Exercise requirements –
Can you copy out the data exactly? Leave the images out.
--- Supplied data ---
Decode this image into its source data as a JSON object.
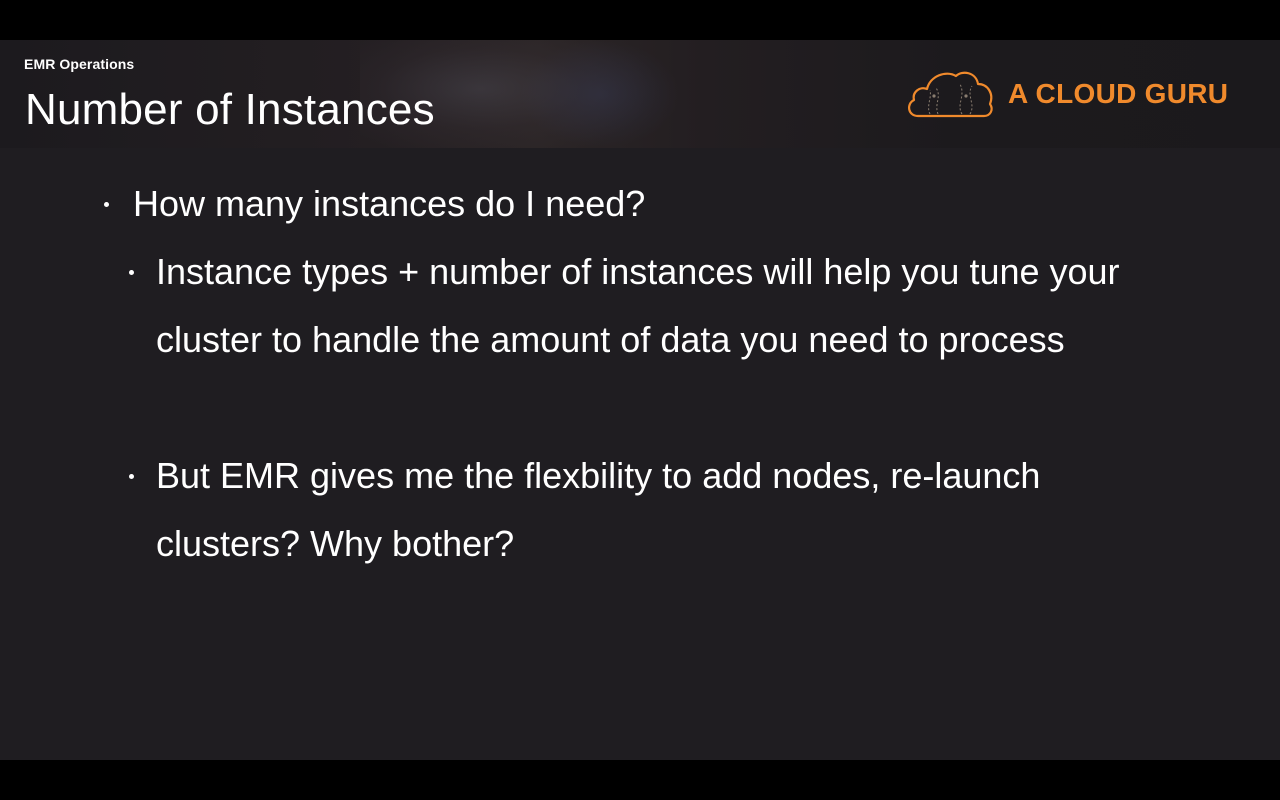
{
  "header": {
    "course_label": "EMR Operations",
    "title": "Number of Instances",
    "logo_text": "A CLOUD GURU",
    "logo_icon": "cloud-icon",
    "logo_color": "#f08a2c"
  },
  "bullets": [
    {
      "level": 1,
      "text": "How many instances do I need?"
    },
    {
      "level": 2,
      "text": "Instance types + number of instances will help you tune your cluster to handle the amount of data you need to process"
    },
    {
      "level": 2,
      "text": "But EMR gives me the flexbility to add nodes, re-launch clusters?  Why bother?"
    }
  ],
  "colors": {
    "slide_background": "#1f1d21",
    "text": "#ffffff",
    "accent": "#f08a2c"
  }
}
---
Reply to the task –
Decode this image into its source data as a JSON object.
{
  "header": {
    "course_label": "EMR Operations",
    "title": "Number of Instances",
    "logo_text": "A CLOUD GURU",
    "logo_icon": "cloud-icon",
    "logo_color": "#f08a2c"
  },
  "bullets": [
    {
      "level": 1,
      "text": "How many instances do I need?"
    },
    {
      "level": 2,
      "text": "Instance types + number of instances will help you tune your cluster to handle the amount of data you need to process"
    },
    {
      "level": 2,
      "text": "But EMR gives me the flexbility to add nodes, re-launch clusters?  Why bother?"
    }
  ],
  "colors": {
    "slide_background": "#1f1d21",
    "text": "#ffffff",
    "accent": "#f08a2c"
  }
}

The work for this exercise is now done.